AIM
Tally the lines in the data that follows that include the word "wine", and report nothing but the total.

DATA SECTION
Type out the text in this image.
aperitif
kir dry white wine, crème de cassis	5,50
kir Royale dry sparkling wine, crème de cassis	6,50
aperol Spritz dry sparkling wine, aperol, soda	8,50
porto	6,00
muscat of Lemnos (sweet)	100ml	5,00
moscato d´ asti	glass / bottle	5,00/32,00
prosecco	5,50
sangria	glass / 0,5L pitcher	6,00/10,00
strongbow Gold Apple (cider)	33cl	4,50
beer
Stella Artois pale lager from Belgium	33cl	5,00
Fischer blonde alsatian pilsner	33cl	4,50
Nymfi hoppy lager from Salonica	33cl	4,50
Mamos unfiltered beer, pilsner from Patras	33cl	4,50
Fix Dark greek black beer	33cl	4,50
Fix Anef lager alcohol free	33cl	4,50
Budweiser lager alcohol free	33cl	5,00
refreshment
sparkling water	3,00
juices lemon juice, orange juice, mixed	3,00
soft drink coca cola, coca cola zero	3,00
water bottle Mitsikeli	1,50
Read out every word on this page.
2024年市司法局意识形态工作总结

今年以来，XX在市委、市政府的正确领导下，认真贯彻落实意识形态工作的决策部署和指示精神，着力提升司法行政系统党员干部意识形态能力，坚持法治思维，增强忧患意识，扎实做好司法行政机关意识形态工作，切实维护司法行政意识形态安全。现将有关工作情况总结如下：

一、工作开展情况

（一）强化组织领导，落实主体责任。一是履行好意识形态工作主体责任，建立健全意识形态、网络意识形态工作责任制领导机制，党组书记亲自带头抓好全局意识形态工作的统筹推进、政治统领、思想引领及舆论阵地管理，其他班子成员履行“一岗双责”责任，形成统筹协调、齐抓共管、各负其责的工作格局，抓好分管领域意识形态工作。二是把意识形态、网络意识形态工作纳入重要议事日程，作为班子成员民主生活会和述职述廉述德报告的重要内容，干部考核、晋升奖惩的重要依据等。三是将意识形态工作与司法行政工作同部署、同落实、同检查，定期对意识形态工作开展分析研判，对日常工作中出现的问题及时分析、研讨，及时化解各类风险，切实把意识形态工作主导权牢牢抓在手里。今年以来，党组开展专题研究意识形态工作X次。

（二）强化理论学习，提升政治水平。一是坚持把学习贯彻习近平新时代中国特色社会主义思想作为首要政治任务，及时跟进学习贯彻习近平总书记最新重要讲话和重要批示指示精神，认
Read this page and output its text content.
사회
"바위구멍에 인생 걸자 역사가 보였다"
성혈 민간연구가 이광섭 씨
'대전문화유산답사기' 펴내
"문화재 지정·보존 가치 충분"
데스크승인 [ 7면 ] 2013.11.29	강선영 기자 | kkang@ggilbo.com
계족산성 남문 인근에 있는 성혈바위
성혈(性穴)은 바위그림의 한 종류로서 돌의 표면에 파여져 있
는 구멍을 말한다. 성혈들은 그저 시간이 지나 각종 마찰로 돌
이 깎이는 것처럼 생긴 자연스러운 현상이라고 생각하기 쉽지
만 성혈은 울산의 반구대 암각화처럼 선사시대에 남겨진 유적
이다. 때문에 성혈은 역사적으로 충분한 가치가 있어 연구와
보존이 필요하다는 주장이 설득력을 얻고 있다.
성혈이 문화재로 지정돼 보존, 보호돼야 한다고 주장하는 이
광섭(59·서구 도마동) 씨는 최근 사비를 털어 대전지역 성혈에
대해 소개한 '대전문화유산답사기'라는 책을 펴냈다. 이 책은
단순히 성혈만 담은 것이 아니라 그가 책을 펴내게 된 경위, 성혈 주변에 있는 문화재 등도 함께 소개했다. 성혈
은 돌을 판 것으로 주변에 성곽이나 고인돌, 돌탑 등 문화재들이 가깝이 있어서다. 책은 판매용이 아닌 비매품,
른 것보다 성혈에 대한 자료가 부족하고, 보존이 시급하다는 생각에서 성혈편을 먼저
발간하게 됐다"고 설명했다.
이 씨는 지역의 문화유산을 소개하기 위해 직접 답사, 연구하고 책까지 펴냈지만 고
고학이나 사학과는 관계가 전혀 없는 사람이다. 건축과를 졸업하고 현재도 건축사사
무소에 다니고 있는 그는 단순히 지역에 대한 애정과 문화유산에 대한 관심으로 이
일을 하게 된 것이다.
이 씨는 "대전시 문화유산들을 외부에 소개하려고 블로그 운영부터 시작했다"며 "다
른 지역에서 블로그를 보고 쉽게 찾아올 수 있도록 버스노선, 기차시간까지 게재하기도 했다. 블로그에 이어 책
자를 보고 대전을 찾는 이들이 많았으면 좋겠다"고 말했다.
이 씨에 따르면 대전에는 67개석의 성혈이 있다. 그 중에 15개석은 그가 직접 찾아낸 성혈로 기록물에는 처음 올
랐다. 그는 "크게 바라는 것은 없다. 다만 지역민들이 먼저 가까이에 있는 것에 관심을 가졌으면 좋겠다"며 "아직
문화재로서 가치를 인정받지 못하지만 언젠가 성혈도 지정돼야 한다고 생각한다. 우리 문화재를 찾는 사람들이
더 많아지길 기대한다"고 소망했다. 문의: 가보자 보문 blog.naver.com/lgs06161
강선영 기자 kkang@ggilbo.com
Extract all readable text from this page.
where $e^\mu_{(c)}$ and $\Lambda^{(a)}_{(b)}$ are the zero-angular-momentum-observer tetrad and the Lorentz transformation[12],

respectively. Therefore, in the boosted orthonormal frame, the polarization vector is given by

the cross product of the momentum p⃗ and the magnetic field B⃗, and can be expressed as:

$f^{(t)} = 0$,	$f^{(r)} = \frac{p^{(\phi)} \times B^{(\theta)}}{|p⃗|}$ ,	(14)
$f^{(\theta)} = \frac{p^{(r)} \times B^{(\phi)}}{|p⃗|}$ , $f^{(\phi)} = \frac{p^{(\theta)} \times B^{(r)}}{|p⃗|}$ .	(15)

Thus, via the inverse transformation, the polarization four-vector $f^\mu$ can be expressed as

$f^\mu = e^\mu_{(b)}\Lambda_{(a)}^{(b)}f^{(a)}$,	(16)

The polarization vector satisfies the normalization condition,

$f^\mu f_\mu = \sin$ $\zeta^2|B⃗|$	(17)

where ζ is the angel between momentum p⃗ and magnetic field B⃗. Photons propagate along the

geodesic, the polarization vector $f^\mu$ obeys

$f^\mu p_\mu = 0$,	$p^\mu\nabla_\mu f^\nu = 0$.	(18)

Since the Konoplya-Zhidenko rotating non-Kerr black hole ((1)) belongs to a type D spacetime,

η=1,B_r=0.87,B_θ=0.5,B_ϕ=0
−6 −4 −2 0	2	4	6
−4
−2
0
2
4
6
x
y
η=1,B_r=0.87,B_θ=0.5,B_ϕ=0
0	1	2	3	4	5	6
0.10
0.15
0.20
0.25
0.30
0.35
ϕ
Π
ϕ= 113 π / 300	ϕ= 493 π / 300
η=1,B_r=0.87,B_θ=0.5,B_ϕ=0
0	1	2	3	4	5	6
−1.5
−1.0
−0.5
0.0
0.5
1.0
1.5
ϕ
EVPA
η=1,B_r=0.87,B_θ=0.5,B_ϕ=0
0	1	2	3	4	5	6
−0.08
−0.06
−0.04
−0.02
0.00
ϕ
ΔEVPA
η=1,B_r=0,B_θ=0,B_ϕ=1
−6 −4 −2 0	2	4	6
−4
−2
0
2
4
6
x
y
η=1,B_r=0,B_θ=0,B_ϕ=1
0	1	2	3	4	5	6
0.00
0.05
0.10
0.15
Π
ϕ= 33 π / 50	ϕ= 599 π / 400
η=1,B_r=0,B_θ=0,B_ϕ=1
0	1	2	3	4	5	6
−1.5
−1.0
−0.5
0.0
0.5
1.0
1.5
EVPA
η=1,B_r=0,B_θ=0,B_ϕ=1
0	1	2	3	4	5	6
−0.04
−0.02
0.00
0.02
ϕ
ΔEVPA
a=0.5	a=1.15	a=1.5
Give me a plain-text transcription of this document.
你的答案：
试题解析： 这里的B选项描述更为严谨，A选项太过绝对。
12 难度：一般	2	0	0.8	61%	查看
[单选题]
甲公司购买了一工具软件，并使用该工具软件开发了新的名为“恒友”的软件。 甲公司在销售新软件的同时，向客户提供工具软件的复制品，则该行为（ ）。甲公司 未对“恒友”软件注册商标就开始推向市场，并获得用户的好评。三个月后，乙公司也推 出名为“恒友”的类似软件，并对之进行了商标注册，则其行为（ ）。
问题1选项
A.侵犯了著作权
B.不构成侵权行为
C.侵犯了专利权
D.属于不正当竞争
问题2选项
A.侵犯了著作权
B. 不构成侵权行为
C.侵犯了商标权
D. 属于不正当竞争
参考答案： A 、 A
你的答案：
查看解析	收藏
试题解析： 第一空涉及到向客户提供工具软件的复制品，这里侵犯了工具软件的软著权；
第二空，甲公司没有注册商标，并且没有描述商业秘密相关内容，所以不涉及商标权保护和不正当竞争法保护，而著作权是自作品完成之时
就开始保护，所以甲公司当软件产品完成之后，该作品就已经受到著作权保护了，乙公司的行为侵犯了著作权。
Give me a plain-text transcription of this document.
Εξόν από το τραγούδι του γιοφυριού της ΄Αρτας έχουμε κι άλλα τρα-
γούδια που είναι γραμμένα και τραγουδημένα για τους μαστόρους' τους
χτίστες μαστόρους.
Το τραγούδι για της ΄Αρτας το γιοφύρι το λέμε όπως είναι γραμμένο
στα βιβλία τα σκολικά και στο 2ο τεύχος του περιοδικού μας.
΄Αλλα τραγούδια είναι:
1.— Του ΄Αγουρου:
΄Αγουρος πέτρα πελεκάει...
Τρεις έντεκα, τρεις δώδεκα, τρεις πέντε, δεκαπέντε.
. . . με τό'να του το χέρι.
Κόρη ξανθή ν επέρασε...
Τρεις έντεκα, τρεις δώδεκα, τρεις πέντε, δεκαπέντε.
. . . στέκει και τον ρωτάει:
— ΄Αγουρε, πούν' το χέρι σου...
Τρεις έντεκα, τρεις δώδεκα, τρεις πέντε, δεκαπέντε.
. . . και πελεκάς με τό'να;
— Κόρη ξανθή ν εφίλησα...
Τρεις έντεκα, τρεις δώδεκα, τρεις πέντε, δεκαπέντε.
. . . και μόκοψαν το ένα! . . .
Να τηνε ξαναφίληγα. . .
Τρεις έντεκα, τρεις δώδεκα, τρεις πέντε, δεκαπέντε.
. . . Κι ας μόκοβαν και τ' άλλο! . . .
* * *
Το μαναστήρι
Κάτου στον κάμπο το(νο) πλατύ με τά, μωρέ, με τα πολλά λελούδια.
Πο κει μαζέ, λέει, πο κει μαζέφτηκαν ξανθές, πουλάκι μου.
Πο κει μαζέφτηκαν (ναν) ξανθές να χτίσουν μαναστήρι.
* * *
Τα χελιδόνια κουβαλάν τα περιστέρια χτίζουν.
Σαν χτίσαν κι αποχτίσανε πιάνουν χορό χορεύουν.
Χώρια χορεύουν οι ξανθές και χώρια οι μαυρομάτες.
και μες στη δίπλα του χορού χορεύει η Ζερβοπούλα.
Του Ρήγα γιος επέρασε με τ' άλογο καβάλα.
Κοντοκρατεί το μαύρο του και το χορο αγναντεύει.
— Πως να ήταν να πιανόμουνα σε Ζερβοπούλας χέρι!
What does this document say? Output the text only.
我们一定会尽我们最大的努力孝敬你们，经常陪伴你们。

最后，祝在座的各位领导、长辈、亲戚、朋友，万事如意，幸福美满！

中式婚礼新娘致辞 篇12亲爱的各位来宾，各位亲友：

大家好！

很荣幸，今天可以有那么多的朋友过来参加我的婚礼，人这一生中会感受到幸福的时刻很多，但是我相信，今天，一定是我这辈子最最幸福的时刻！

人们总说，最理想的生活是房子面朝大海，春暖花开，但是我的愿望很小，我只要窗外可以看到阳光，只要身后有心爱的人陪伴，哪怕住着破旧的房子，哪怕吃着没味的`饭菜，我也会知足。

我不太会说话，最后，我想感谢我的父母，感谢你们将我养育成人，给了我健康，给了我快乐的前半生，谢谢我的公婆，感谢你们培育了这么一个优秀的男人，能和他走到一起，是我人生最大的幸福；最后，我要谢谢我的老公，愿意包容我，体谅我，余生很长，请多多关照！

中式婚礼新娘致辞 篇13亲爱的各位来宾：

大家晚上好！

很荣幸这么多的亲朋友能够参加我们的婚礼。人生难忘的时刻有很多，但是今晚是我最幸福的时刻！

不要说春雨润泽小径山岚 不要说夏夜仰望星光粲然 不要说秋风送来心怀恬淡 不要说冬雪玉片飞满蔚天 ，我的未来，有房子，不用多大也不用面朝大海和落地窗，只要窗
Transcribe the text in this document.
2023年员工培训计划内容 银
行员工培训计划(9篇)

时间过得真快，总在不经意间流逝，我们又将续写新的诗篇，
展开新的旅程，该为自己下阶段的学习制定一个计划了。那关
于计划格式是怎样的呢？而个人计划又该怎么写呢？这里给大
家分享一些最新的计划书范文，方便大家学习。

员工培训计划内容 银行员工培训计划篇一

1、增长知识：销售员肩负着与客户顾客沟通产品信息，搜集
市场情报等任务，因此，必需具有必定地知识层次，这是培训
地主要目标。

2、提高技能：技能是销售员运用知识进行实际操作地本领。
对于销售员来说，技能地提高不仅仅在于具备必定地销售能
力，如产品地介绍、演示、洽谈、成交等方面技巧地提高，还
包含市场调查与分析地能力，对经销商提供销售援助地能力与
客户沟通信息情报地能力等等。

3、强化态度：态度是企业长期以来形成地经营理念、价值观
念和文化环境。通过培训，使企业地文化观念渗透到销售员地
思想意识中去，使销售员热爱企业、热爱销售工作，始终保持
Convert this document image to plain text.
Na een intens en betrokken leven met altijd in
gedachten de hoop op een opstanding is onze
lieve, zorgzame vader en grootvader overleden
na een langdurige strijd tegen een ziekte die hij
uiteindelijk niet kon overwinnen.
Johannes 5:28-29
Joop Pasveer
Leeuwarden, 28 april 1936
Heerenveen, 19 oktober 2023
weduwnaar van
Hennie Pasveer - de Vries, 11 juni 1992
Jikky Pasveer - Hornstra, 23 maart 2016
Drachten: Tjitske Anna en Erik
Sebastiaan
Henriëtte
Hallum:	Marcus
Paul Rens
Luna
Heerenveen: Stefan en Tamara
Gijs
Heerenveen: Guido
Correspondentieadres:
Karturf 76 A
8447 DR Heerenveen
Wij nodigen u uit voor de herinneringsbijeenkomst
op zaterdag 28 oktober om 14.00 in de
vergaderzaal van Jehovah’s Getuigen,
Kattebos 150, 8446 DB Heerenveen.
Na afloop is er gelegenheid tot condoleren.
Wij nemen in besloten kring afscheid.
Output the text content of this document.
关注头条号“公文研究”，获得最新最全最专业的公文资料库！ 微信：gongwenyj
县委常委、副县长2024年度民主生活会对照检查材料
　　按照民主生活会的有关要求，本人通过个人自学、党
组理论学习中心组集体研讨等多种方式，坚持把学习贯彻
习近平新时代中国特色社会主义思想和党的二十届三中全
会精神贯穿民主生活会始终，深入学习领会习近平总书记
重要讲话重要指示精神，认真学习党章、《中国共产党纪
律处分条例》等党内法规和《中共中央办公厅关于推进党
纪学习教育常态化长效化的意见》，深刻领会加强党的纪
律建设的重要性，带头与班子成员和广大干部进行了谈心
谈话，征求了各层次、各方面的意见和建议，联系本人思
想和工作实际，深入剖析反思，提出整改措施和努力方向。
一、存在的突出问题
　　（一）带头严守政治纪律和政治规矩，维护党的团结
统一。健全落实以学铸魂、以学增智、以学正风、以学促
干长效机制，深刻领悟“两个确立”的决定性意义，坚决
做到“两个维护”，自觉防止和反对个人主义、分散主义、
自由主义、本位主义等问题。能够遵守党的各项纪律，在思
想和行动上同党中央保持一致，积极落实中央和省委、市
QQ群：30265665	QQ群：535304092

COMPLETE RESPONSE
3